Written task 1:
Answer these questions from the thread about converting a Python int to a big-endian byte string:
(a) About how many base-10 digits do the asker's ints have?
(b) In the format string '>I', what does I mean?
(c) Starting with which Python version can int.to_bytes be used?
Written task 2:
Decide whether each statement agrees with the thread about converting a Python int to a big-endian byte string. Answer yes or no and quote the deciding words.
(a) The int 1245427 equals 0x1300F3.
(b) The approach that uses shifting and chr() is usually recommended.
(c) The Dump function works only for small ints.
Written task 3: Pick up the thread about converting a Python int to a big-endian byte string after its last line, and continue it.

Extract:

□ □ □ □ □

Convert a Python int into a big-endian string of bytes

I have a non-negative int and I would like to efficiently convert it to a big-endian string containing the same data. For example, the int 1245427 (which is 0x1300F3) should result in a string of length 3 containing three characters whose byte values are 0x13, 0x00, and 0xf3.

My ints are on the scale of 35 (base-10) digits.

How do I do this?

You can use the struct module:

import struct
print(struct.pack('>I', your_int))

'>I' is a format string. > means big endian and I means unsigned int. Check the documentation for more format chars.

In Python 3.2+, you can use int.to_bytes:

If you don't want to specify the size

>>> n = 1245427
>>> n.to_bytes((n.bit_length() + 7) // 8, 'big') or b'\0'
b'\x13\x00\xf3'

If you don't mind specifying the size

>>> (1245427).to_bytes(3, byteorder='big')
b'\x13\x00\xf3'

This is fast and works for small and (arbitrary) large ints:

def Dump(n): 
  s = '%x' % n
  if len(s) & 1:
    s = '0' + s
  return s.decode('hex')
print repr(Dump(1245427))  #: '\x13\x00\xf3'

Probably the best way is via the built-in struct module:

>>> import struct
>>> x = 1245427
>>> struct.pack('>BH', x >> 16, x & 0xFFFF)
'\x13\x00\xf3'
>>> struct.pack('>L', x)[1:]  # could do it this way too
'\x13\x00\xf3'

Alternatively -- and I wouldn't usually recommend this, because it's mistake-prone -- you can do it "manually" by shifting and the chr() function:

>>> x = 1245427
>>> chr((x >> 16) & 0xFF) + chr((x >> 8) & 0xFF) + chr(x & 0xFF)

□ □ □ □ □

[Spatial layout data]

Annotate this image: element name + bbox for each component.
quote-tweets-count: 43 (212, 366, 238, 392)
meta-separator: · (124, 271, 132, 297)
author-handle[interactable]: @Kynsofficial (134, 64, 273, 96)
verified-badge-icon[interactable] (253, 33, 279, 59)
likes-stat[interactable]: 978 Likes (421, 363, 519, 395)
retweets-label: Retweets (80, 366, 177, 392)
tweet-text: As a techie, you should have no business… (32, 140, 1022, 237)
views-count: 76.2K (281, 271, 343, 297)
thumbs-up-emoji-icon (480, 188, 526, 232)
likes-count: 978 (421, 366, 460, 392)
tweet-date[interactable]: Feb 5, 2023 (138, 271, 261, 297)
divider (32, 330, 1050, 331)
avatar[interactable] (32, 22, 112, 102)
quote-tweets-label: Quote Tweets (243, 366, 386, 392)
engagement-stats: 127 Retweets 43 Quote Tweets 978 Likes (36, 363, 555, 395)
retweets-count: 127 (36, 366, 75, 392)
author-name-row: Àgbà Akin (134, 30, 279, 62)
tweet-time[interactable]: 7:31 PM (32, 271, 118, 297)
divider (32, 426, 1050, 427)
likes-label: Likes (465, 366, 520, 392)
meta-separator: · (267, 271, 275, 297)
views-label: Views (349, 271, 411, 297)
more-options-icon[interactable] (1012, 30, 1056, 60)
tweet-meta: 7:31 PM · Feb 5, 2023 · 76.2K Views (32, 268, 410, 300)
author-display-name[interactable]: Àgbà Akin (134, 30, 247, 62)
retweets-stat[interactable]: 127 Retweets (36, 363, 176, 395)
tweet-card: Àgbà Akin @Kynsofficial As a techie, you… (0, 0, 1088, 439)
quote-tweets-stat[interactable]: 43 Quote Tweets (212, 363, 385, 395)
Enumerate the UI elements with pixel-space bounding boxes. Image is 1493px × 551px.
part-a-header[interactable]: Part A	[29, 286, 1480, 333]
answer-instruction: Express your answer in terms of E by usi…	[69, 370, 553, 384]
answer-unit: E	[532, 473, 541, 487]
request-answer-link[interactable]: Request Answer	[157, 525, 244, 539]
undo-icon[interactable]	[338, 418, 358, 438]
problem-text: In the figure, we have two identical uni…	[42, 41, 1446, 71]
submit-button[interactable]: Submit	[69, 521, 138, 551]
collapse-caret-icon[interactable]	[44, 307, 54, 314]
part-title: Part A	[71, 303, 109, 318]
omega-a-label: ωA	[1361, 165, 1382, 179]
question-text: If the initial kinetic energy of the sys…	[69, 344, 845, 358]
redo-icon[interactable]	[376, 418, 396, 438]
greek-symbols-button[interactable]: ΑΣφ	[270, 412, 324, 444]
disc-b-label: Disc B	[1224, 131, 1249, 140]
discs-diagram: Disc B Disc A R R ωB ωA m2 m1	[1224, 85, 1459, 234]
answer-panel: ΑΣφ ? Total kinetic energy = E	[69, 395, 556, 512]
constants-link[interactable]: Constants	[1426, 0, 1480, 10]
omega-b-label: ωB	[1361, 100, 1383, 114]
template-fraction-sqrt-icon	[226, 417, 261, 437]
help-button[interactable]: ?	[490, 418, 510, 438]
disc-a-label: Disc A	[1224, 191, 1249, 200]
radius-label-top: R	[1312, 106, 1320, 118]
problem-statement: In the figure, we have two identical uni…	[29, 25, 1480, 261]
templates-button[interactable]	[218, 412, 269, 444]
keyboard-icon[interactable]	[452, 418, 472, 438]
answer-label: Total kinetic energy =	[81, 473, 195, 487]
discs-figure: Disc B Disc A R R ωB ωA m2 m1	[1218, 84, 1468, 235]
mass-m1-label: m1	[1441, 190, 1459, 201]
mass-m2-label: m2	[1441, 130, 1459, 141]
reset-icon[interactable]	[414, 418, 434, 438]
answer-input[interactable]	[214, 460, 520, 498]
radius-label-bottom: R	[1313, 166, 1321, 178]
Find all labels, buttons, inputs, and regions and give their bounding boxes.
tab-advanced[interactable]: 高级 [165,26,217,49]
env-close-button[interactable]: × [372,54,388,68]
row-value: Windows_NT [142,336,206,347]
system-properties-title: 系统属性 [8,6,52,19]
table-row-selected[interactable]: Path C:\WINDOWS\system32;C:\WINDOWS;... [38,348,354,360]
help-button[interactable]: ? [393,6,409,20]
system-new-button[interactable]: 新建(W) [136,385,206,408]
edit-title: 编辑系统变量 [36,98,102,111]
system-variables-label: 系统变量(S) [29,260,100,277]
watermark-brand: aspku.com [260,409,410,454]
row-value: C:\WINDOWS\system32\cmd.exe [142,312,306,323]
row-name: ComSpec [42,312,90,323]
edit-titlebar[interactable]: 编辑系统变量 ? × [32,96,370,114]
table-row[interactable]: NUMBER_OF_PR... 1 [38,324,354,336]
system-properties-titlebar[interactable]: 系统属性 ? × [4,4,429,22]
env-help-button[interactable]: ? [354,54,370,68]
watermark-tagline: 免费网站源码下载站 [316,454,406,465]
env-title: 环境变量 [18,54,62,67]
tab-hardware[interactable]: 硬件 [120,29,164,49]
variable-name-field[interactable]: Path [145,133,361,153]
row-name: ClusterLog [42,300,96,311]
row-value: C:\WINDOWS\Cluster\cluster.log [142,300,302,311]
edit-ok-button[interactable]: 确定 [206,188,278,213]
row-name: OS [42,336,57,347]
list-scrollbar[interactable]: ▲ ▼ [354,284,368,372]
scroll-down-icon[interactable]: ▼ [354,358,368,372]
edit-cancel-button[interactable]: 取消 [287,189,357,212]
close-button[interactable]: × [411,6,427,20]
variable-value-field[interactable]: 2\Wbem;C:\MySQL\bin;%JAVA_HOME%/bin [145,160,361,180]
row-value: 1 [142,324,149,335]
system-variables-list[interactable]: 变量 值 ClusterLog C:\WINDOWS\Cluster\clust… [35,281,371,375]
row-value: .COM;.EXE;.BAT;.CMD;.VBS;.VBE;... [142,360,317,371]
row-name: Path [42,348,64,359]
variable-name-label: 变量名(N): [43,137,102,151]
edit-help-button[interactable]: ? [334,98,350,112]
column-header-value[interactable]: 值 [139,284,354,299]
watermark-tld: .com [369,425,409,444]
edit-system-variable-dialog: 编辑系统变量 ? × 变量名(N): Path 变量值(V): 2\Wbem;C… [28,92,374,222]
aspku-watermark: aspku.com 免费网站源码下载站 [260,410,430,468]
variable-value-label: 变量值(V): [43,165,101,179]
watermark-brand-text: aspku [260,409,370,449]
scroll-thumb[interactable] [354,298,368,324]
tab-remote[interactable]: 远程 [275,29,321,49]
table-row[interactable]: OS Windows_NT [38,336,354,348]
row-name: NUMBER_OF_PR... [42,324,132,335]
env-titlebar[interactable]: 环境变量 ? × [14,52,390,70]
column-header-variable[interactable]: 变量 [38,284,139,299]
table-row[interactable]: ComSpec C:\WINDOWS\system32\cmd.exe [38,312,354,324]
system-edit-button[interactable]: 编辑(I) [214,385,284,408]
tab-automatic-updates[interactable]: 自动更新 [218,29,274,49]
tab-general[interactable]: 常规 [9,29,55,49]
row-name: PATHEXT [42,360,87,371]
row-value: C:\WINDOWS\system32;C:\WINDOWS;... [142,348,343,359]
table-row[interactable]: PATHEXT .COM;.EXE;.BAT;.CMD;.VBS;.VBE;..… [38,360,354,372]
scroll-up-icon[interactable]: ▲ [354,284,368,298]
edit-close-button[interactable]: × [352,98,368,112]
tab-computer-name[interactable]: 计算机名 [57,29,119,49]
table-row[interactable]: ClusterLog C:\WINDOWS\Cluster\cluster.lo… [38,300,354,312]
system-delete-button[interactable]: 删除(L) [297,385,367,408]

□ □ □ □ □

Written answer 1:
(a) About 35 digits.
(b) Unsigned int.
(c) Python 3.2.

Written answer 2:
(a) Yes: "the int 1245427 (which is 0x1300F3)"
(b) No: "I wouldn't usually recommend this, because it's mistake-prone"
(c) No: "works for small and (arbitrary) large ints"

Written answer 3:
'\x13\x00\xf3'

Out of curiosity, why do you only want three bytes? Usually you'd pack such an integer into a full 32 bits (a C unsigned long), and use struct.pack('>L', 1245427) but skip the [1:] step?

def tost(i):
  result = []
  while i:
    result.append(chr(i&0xFF))
    i >>= 8
  result.reverse()
  return ''.join(result)

Single-source Python 2/3 compatible version based on @pts' answer:

#!/usr/bin/env python
import binascii

def int2bytes(i):
    hex_string = '%x' % i
    n = len(hex_string)
    return binascii.unhexlify(hex_string.zfill(n + (n & 1)))

print(int2bytes(1245427))
# -> b'\x13\x00\xf3'

The shortest way, I think, is the following:

import struct
val = 0x11223344
val = struct.unpack("<I", struct.pack(">I", val))[0]
print "%08x" % val

This converts an integer to a byte-swapped integer.

Using the bitstring module:

>>> bitstring.BitArray(uint=1245427, length=24).bytes
'\x13\x00\xf3'

Note though that for this method you need to specify the length in bits of the bitstring you are creating.

Internally this is pretty much the same as Alex's answer, but the module has a lot of extra functionality available if you want to do more with your data.

Very easy with pwntools , the tools created for software hacking

(Un-ironically, I stumbled across this thread and tried solutions here, until I realised there exists conversion functionality in pwntools)

import pwntools

x2 = p32(x1)